[Source records]
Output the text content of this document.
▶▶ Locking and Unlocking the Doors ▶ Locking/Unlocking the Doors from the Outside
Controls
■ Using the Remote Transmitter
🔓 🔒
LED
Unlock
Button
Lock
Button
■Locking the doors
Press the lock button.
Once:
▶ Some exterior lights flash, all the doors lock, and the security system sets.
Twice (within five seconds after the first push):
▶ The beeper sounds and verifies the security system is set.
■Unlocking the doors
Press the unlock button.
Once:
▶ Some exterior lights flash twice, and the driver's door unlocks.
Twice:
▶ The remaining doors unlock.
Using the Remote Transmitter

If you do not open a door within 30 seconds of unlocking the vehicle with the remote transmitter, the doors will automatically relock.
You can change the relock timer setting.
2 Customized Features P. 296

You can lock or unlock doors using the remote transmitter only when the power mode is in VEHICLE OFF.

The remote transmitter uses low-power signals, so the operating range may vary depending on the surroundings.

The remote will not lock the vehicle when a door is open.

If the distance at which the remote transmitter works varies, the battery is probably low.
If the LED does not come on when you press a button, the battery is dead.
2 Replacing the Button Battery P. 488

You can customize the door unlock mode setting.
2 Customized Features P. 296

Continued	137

[Directions for this task] The entries above must be returned in full, exactly as shown.

[Worked solution]
Output the text content of this document.
▶▶ Locking and Unlocking the Doors ▶ Locking/Unlocking the Doors from the Outside
Controls
■ Using the Remote Transmitter
🔓 🔒
LED
Unlock
Button
Lock
Button
■Locking the doors
Press the lock button.
Once:
▶ Some exterior lights flash, all the doors lock, and the security system sets.
Twice (within five seconds after the first push):
▶ The beeper sounds and verifies the security system is set.
■Unlocking the doors
Press the unlock button.
Once:
▶ Some exterior lights flash twice, and the driver's door unlocks.
Twice:
▶ The remaining doors unlock.
Using the Remote Transmitter

If you do not open a door within 30 seconds of unlocking the vehicle with the remote transmitter, the doors will automatically relock.
You can change the relock timer setting.
2 Customized Features P. 296

You can lock or unlock doors using the remote transmitter only when the power mode is in VEHICLE OFF.

The remote transmitter uses low-power signals, so the operating range may vary depending on the surroundings.

The remote will not lock the vehicle when a door is open.

If the distance at which the remote transmitter works varies, the battery is probably low.
If the LED does not come on when you press a button, the battery is dead.
2 Replacing the Button Battery P. 488

You can customize the door unlock mode setting.
2 Customized Features P. 296

Continued	137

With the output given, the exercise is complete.